■ Data section ■

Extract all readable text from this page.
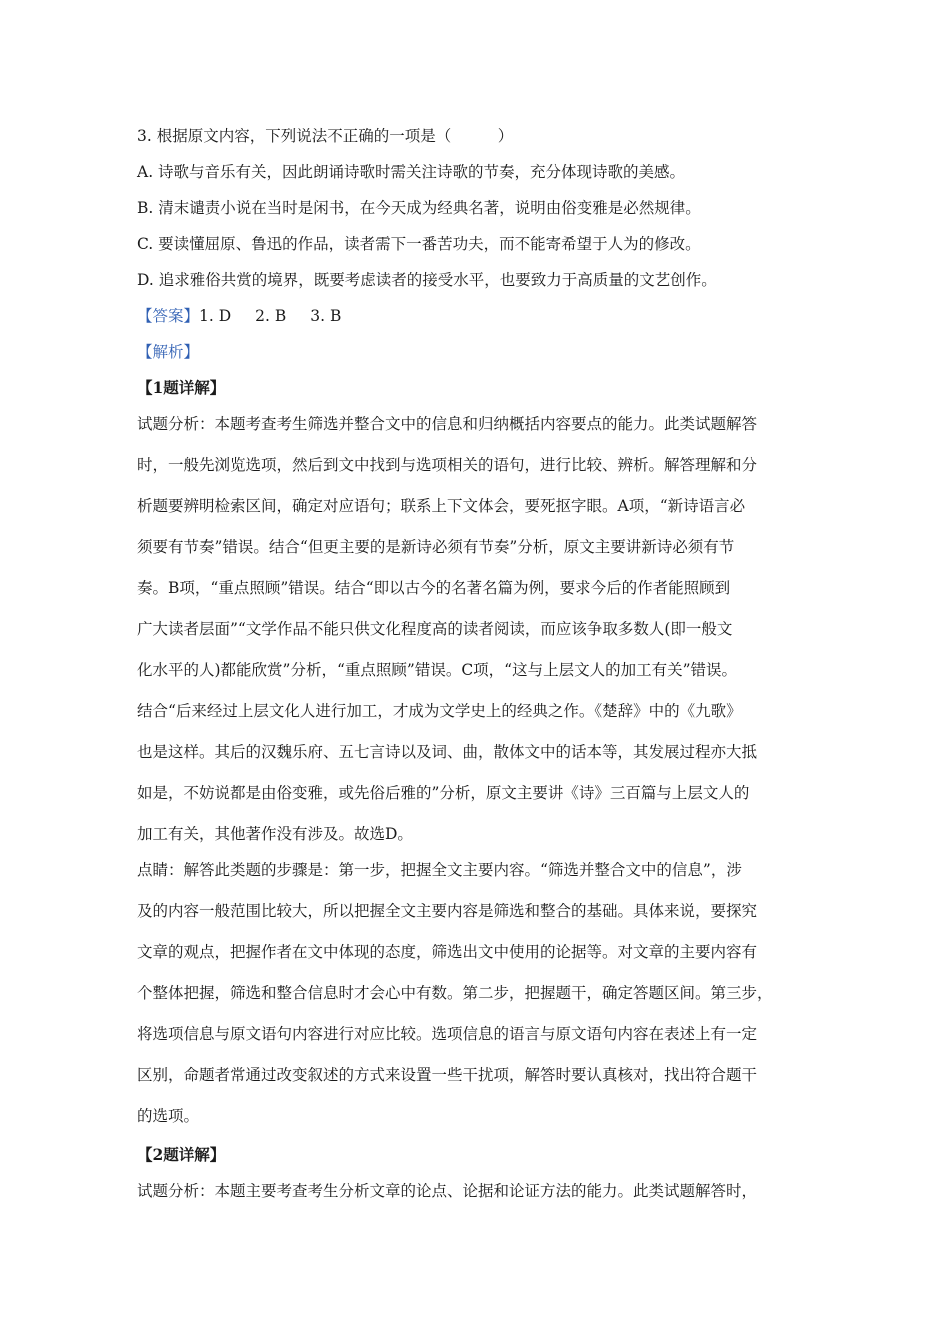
3. 根据原文内容，下列说法不正确的一项是（　　　）
A. 诗歌与音乐有关，因此朗诵诗歌时需关注诗歌的节奏，充分体现诗歌的美感。
B. 清末谴责小说在当时是闲书，在今天成为经典名著，说明由俗变雅是必然规律。
C. 要读懂屈原、鲁迅的作品，读者需下一番苦功夫，而不能寄希望于人为的修改。
D. 追求雅俗共赏的境界，既要考虑读者的接受水平，也要致力于高质量的文艺创作。
【答案】1. D 2. B 3. B
【解析】
【1题详解】
试题分析：本题考查考生筛选并整合文中的信息和归纳概括内容要点的能力。此类试题解答
时，一般先浏览选项，然后到文中找到与选项相关的语句，进行比较、辨析。解答理解和分
析题要辨明检索区间，确定对应语句；联系上下文体会，要死抠字眼。A项，“新诗语言必
须要有节奏”错误。结合“但更主要的是新诗必须有节奏”分析，原文主要讲新诗必须有节
奏。B项，“重点照顾”错误。结合“即以古今的名著名篇为例，要求今后的作者能照顾到
广大读者层面”“文学作品不能只供文化程度高的读者阅读，而应该争取多数人(即一般文
化水平的人)都能欣赏”分析，“重点照顾”错误。C项，“这与上层文人的加工有关”错误。
结合“后来经过上层文化人进行加工，才成为文学史上的经典之作。《楚辞》中的《九歌》
也是这样。其后的汉魏乐府、五七言诗以及词、曲，散体文中的话本等，其发展过程亦大抵
如是，不妨说都是由俗变雅，或先俗后雅的”分析，原文主要讲《诗》三百篇与上层文人的
加工有关，其他著作没有涉及。故选D。
点睛：解答此类题的步骤是：第一步，把握全文主要内容。“筛选并整合文中的信息”，涉
及的内容一般范围比较大，所以把握全文主要内容是筛选和整合的基础。具体来说，要探究
文章的观点，把握作者在文中体现的态度，筛选出文中使用的论据等。对文章的主要内容有
个整体把握，筛选和整合信息时才会心中有数。第二步，把握题干，确定答题区间。第三步，
将选项信息与原文语句内容进行对应比较。选项信息的语言与原文语句内容在表述上有一定
区别，命题者常通过改变叙述的方式来设置一些干扰项，解答时要认真核对，找出符合题干
的选项。
【2题详解】
试题分析：本题主要考查考生分析文章的论点、论据和论证方法的能力。此类试题解答时，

■ Your task ■
Quote the listing above in full, except for the pictures.

■ The output ■
Extract all readable text from this page.
3. 根据原文内容，下列说法不正确的一项是（　　　）
A. 诗歌与音乐有关，因此朗诵诗歌时需关注诗歌的节奏，充分体现诗歌的美感。
B. 清末谴责小说在当时是闲书，在今天成为经典名著，说明由俗变雅是必然规律。
C. 要读懂屈原、鲁迅的作品，读者需下一番苦功夫，而不能寄希望于人为的修改。
D. 追求雅俗共赏的境界，既要考虑读者的接受水平，也要致力于高质量的文艺创作。
【答案】1. D 2. B 3. B
【解析】
【1题详解】
试题分析：本题考查考生筛选并整合文中的信息和归纳概括内容要点的能力。此类试题解答
时，一般先浏览选项，然后到文中找到与选项相关的语句，进行比较、辨析。解答理解和分
析题要辨明检索区间，确定对应语句；联系上下文体会，要死抠字眼。A项，“新诗语言必
须要有节奏”错误。结合“但更主要的是新诗必须有节奏”分析，原文主要讲新诗必须有节
奏。B项，“重点照顾”错误。结合“即以古今的名著名篇为例，要求今后的作者能照顾到
广大读者层面”“文学作品不能只供文化程度高的读者阅读，而应该争取多数人(即一般文
化水平的人)都能欣赏”分析，“重点照顾”错误。C项，“这与上层文人的加工有关”错误。
结合“后来经过上层文化人进行加工，才成为文学史上的经典之作。《楚辞》中的《九歌》
也是这样。其后的汉魏乐府、五七言诗以及词、曲，散体文中的话本等，其发展过程亦大抵
如是，不妨说都是由俗变雅，或先俗后雅的”分析，原文主要讲《诗》三百篇与上层文人的
加工有关，其他著作没有涉及。故选D。
点睛：解答此类题的步骤是：第一步，把握全文主要内容。“筛选并整合文中的信息”，涉
及的内容一般范围比较大，所以把握全文主要内容是筛选和整合的基础。具体来说，要探究
文章的观点，把握作者在文中体现的态度，筛选出文中使用的论据等。对文章的主要内容有
个整体把握，筛选和整合信息时才会心中有数。第二步，把握题干，确定答题区间。第三步，
将选项信息与原文语句内容进行对应比较。选项信息的语言与原文语句内容在表述上有一定
区别，命题者常通过改变叙述的方式来设置一些干扰项，解答时要认真核对，找出符合题干
的选项。
【2题详解】
试题分析：本题主要考查考生分析文章的论点、论据和论证方法的能力。此类试题解答时，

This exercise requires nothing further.